▶ [Short exercise]
Each line of the material below should be reproduced exactly.

▶ [Data for the task]
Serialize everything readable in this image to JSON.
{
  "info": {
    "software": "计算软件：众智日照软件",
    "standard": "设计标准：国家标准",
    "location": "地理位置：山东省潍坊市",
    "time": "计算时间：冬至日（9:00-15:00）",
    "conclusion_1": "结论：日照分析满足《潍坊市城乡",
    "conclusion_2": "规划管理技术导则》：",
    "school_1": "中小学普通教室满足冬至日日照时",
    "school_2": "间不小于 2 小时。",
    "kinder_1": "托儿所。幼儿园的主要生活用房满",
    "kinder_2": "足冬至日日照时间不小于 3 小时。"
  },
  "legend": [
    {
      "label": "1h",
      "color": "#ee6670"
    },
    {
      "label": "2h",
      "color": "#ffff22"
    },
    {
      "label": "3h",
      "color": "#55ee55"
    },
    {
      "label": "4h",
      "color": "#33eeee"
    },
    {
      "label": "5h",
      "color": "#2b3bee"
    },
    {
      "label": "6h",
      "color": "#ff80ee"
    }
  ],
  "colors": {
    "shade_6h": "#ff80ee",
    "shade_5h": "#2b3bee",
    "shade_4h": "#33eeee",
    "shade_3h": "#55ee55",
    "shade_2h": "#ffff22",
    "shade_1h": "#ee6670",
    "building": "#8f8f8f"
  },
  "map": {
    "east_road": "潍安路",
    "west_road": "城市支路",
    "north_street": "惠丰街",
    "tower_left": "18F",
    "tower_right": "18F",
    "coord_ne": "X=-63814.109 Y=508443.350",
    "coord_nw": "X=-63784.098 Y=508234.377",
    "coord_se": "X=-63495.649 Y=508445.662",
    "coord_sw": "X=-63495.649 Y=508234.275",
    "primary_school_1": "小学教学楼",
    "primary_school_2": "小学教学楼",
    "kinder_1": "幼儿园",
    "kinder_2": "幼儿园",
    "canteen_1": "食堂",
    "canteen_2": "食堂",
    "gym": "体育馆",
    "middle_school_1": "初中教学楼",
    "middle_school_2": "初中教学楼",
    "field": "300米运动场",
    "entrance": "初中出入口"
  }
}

▶ [Answer to the task]
Serialize everything readable in this image to JSON.
{
  "info": {
    "software": "计算软件：众智日照软件",
    "standard": "设计标准：国家标准",
    "location": "地理位置：山东省潍坊市",
    "time": "计算时间：冬至日（9:00-15:00）",
    "conclusion_1": "结论：日照分析满足《潍坊市城乡",
    "conclusion_2": "规划管理技术导则》：",
    "school_1": "中小学普通教室满足冬至日日照时",
    "school_2": "间不小于 2 小时。",
    "kinder_1": "托儿所。幼儿园的主要生活用房满",
    "kinder_2": "足冬至日日照时间不小于 3 小时。"
  },
  "legend": [
    {
      "label": "1h",
      "color": "#ee6670"
    },
    {
      "label": "2h",
      "color": "#ffff22"
    },
    {
      "label": "3h",
      "color": "#55ee55"
    },
    {
      "label": "4h",
      "color": "#33eeee"
    },
    {
      "label": "5h",
      "color": "#2b3bee"
    },
    {
      "label": "6h",
      "color": "#ff80ee"
    }
  ],
  "colors": {
    "shade_6h": "#ff80ee",
    "shade_5h": "#2b3bee",
    "shade_4h": "#33eeee",
    "shade_3h": "#55ee55",
    "shade_2h": "#ffff22",
    "shade_1h": "#ee6670",
    "building": "#8f8f8f"
  },
  "map": {
    "east_road": "潍安路",
    "west_road": "城市支路",
    "north_street": "惠丰街",
    "tower_left": "18F",
    "tower_right": "18F",
    "coord_ne": "X=-63814.109 Y=508443.350",
    "coord_nw": "X=-63784.098 Y=508234.377",
    "coord_se": "X=-63495.649 Y=508445.662",
    "coord_sw": "X=-63495.649 Y=508234.275",
    "primary_school_1": "小学教学楼",
    "primary_school_2": "小学教学楼",
    "kinder_1": "幼儿园",
    "kinder_2": "幼儿园",
    "canteen_1": "食堂",
    "canteen_2": "食堂",
    "gym": "体育馆",
    "middle_school_1": "初中教学楼",
    "middle_school_2": "初中教学楼",
    "field": "300米运动场",
    "entrance": "初中出入口"
  }
}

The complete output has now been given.